> What to work on:
Exactly as written, quote every line that follows, skipping the images.

Data to process start

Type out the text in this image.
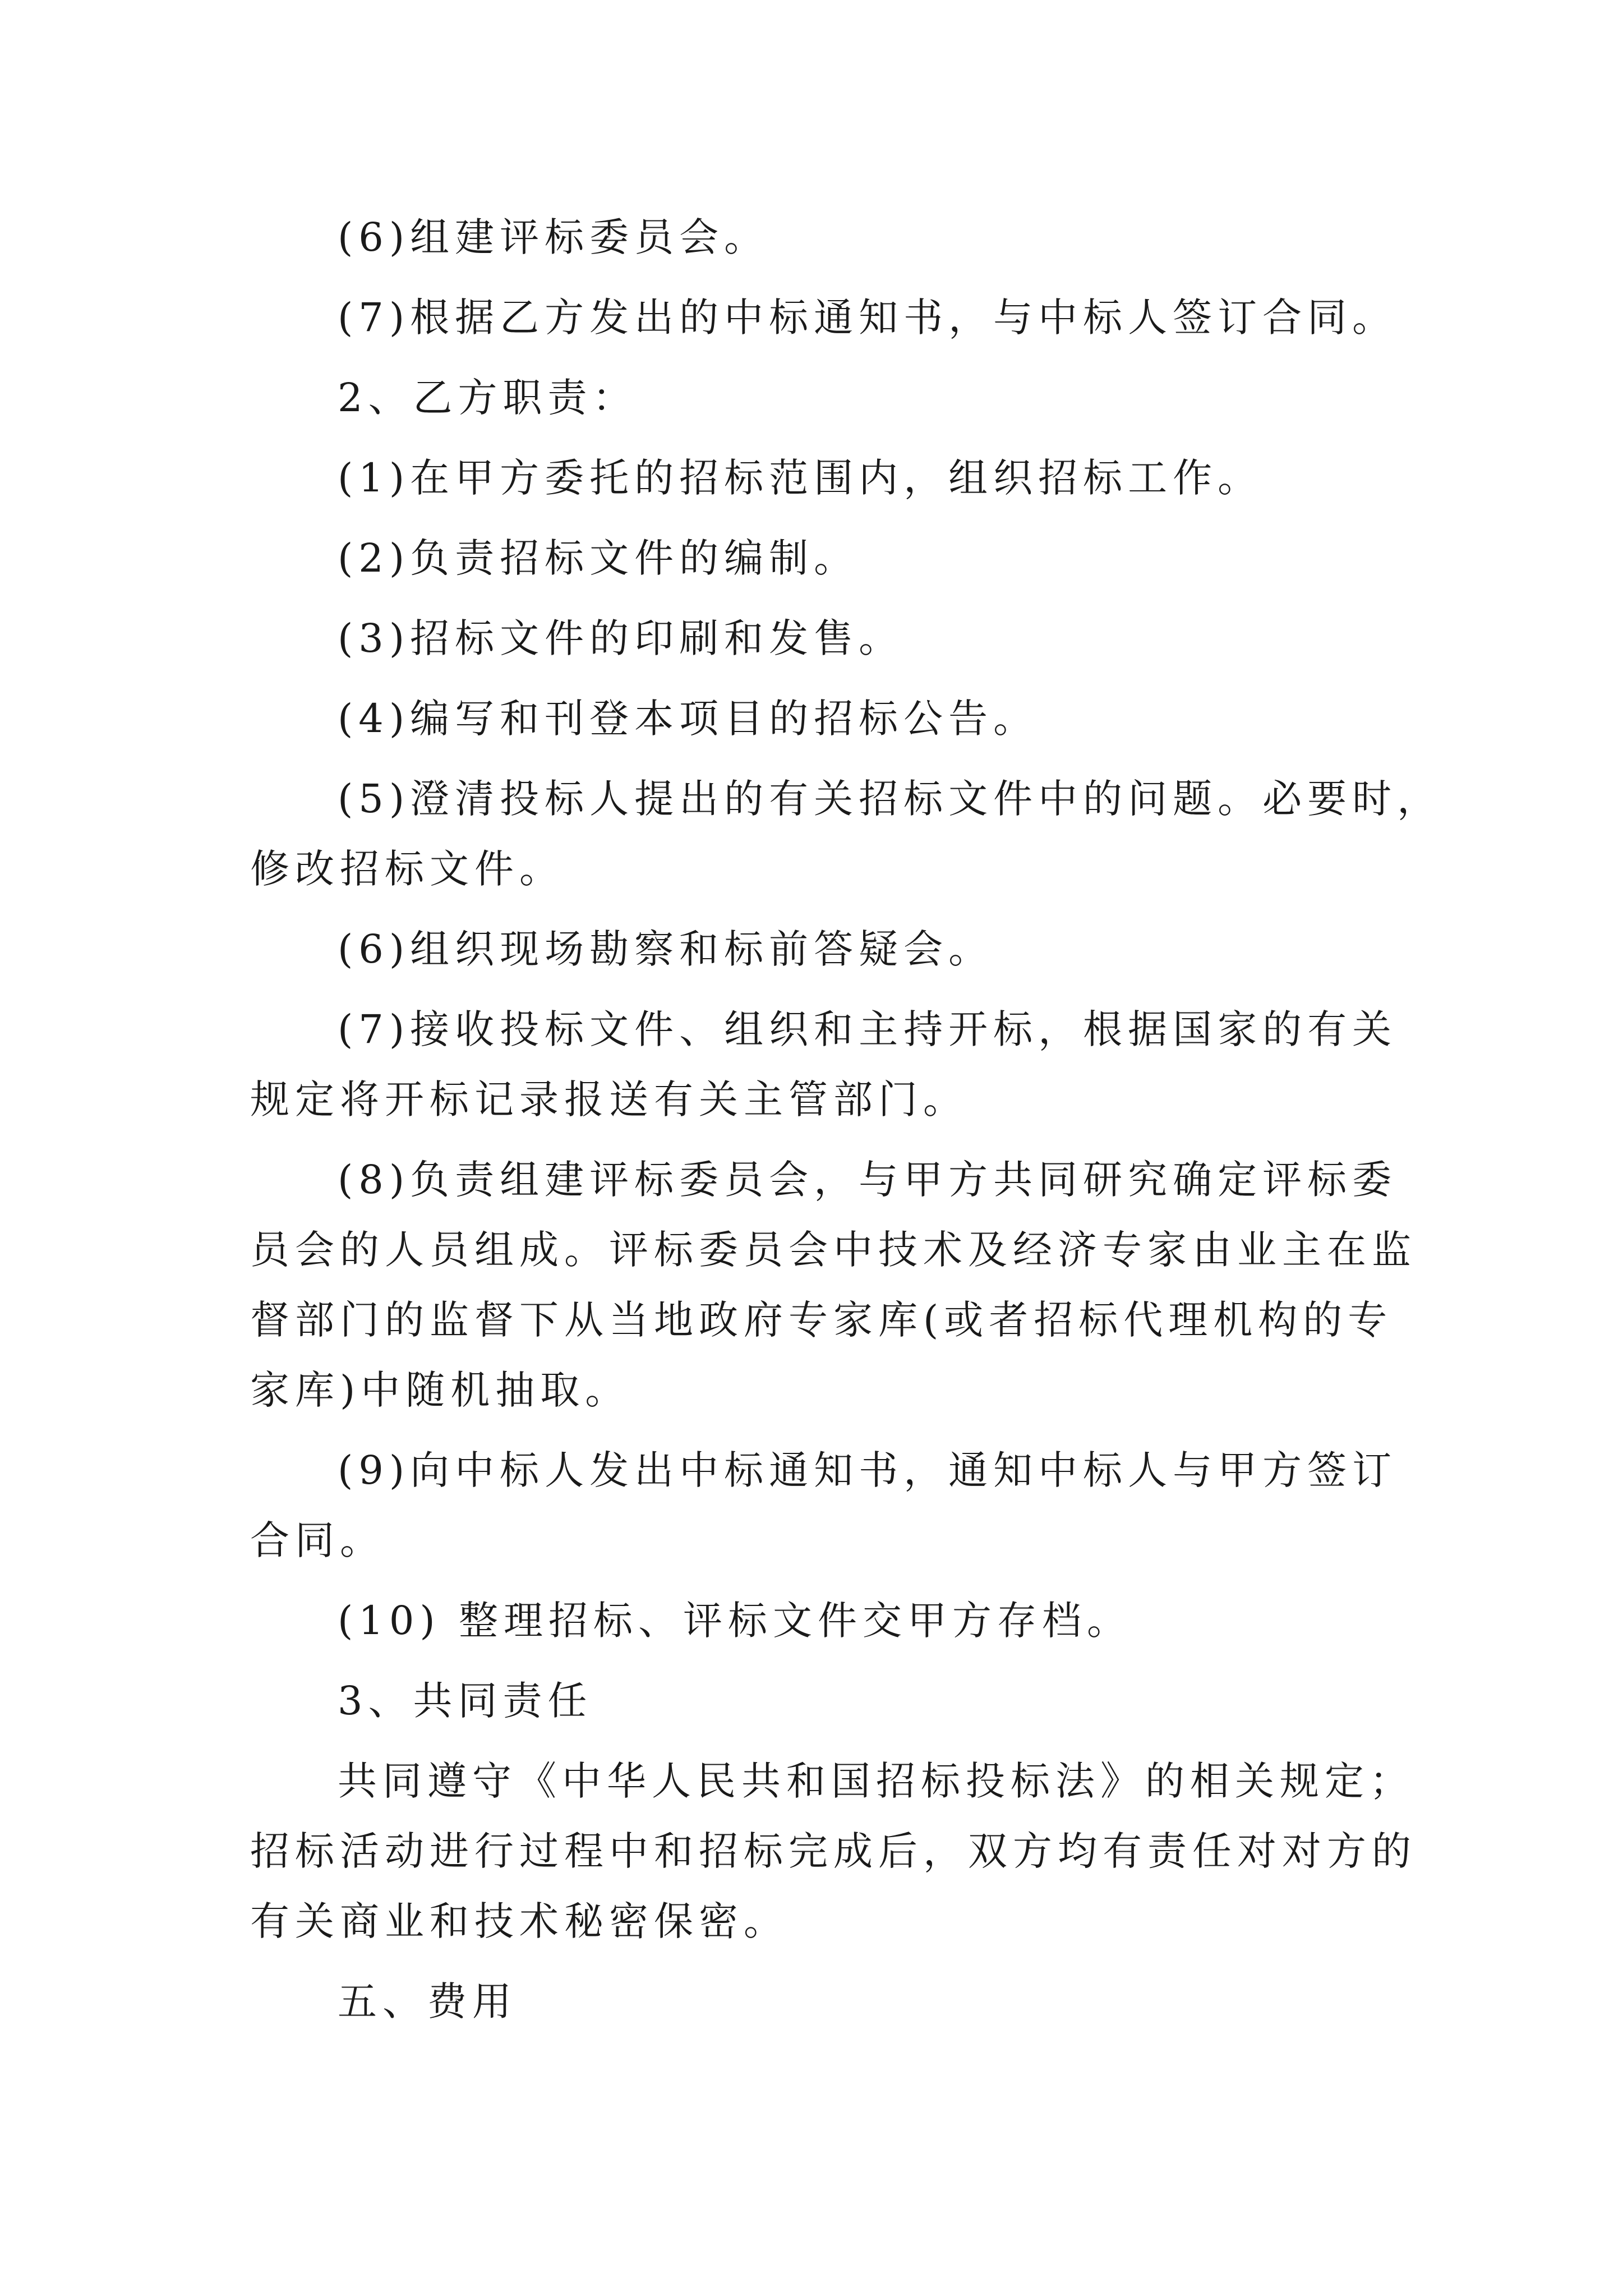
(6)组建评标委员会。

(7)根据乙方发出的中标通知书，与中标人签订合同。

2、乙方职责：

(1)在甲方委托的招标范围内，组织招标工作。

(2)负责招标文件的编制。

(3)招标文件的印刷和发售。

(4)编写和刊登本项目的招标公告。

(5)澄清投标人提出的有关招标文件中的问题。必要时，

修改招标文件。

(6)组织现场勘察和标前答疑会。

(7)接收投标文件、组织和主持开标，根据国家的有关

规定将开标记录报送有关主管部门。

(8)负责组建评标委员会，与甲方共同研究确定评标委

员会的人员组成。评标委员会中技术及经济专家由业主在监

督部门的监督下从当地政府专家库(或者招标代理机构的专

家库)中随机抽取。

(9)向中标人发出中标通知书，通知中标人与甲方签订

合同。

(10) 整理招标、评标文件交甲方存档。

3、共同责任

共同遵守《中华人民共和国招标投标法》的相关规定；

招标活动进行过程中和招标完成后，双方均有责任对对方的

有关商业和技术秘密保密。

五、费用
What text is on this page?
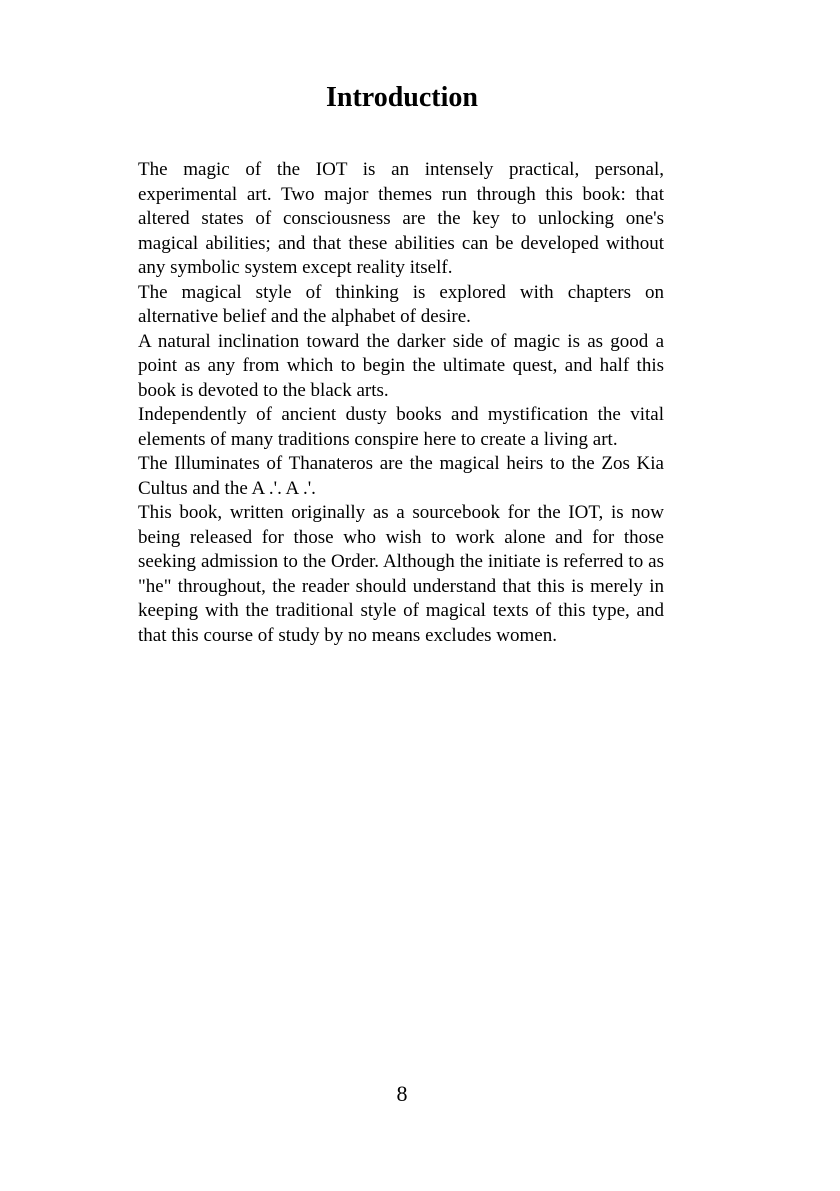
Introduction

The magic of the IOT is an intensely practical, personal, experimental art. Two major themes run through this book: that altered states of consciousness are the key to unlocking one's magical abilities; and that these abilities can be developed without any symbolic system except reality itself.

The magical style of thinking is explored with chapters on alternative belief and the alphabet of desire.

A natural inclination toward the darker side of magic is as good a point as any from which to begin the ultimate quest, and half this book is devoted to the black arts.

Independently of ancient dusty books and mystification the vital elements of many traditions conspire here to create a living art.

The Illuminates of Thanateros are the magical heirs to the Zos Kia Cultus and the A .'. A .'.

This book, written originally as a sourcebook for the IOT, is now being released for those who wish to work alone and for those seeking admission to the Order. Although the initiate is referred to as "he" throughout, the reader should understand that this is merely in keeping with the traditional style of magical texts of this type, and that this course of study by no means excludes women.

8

Data to process end

> Full solution:
Type out the text in this image.
(6)组建评标委员会。

(7)根据乙方发出的中标通知书，与中标人签订合同。

2、乙方职责：

(1)在甲方委托的招标范围内，组织招标工作。

(2)负责招标文件的编制。

(3)招标文件的印刷和发售。

(4)编写和刊登本项目的招标公告。

(5)澄清投标人提出的有关招标文件中的问题。必要时，

修改招标文件。

(6)组织现场勘察和标前答疑会。

(7)接收投标文件、组织和主持开标，根据国家的有关

规定将开标记录报送有关主管部门。

(8)负责组建评标委员会，与甲方共同研究确定评标委

员会的人员组成。评标委员会中技术及经济专家由业主在监

督部门的监督下从当地政府专家库(或者招标代理机构的专

家库)中随机抽取。

(9)向中标人发出中标通知书，通知中标人与甲方签订

合同。

(10) 整理招标、评标文件交甲方存档。

3、共同责任

共同遵守《中华人民共和国招标投标法》的相关规定；

招标活动进行过程中和招标完成后，双方均有责任对对方的

有关商业和技术秘密保密。

五、费用
What text is on this page?
Introduction

The magic of the IOT is an intensely practical, personal, experimental art. Two major themes run through this book: that altered states of consciousness are the key to unlocking one's magical abilities; and that these abilities can be developed without any symbolic system except reality itself.

The magical style of thinking is explored with chapters on alternative belief and the alphabet of desire.

A natural inclination toward the darker side of magic is as good a point as any from which to begin the ultimate quest, and half this book is devoted to the black arts.

Independently of ancient dusty books and mystification the vital elements of many traditions conspire here to create a living art.

The Illuminates of Thanateros are the magical heirs to the Zos Kia Cultus and the A .'. A .'.

This book, written originally as a sourcebook for the IOT, is now being released for those who wish to work alone and for those seeking admission to the Order. Although the initiate is referred to as "he" throughout, the reader should understand that this is merely in keeping with the traditional style of magical texts of this type, and that this course of study by no means excludes women.

8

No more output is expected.